Copy out each line of the material below with no changes.

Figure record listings
•••

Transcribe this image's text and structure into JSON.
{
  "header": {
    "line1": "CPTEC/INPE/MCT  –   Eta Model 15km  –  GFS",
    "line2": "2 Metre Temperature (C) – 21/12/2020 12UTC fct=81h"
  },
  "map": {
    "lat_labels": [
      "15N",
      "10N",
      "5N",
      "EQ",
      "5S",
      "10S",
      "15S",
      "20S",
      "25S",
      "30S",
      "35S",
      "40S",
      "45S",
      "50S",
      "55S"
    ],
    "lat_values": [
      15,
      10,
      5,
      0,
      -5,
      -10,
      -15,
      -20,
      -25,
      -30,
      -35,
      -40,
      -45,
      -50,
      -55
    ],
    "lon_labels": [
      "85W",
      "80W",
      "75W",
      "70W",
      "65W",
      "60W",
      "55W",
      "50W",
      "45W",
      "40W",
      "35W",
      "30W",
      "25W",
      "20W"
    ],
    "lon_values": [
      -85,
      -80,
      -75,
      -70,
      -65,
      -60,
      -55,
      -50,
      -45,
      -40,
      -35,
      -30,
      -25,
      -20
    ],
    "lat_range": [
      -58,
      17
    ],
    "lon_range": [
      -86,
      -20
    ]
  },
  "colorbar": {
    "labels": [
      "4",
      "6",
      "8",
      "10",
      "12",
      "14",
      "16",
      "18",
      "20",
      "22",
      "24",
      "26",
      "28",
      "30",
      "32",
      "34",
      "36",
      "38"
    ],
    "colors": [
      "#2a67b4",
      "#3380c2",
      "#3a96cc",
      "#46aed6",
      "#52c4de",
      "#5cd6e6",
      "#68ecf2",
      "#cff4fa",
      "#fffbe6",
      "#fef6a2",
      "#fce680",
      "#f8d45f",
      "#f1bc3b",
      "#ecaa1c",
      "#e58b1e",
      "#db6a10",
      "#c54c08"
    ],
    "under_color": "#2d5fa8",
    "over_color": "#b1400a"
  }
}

•••

- _Solved exercise_
Transcribe this image's text and structure into JSON.
{
  "header": {
    "line1": "CPTEC/INPE/MCT  –   Eta Model 15km  –  GFS",
    "line2": "2 Metre Temperature (C) – 21/12/2020 12UTC fct=81h"
  },
  "map": {
    "lat_labels": [
      "15N",
      "10N",
      "5N",
      "EQ",
      "5S",
      "10S",
      "15S",
      "20S",
      "25S",
      "30S",
      "35S",
      "40S",
      "45S",
      "50S",
      "55S"
    ],
    "lat_values": [
      15,
      10,
      5,
      0,
      -5,
      -10,
      -15,
      -20,
      -25,
      -30,
      -35,
      -40,
      -45,
      -50,
      -55
    ],
    "lon_labels": [
      "85W",
      "80W",
      "75W",
      "70W",
      "65W",
      "60W",
      "55W",
      "50W",
      "45W",
      "40W",
      "35W",
      "30W",
      "25W",
      "20W"
    ],
    "lon_values": [
      -85,
      -80,
      -75,
      -70,
      -65,
      -60,
      -55,
      -50,
      -45,
      -40,
      -35,
      -30,
      -25,
      -20
    ],
    "lat_range": [
      -58,
      17
    ],
    "lon_range": [
      -86,
      -20
    ]
  },
  "colorbar": {
    "labels": [
      "4",
      "6",
      "8",
      "10",
      "12",
      "14",
      "16",
      "18",
      "20",
      "22",
      "24",
      "26",
      "28",
      "30",
      "32",
      "34",
      "36",
      "38"
    ],
    "colors": [
      "#2a67b4",
      "#3380c2",
      "#3a96cc",
      "#46aed6",
      "#52c4de",
      "#5cd6e6",
      "#68ecf2",
      "#cff4fa",
      "#fffbe6",
      "#fef6a2",
      "#fce680",
      "#f8d45f",
      "#f1bc3b",
      "#ecaa1c",
      "#e58b1e",
      "#db6a10",
      "#c54c08"
    ],
    "under_color": "#2d5fa8",
    "over_color": "#b1400a"
  }
}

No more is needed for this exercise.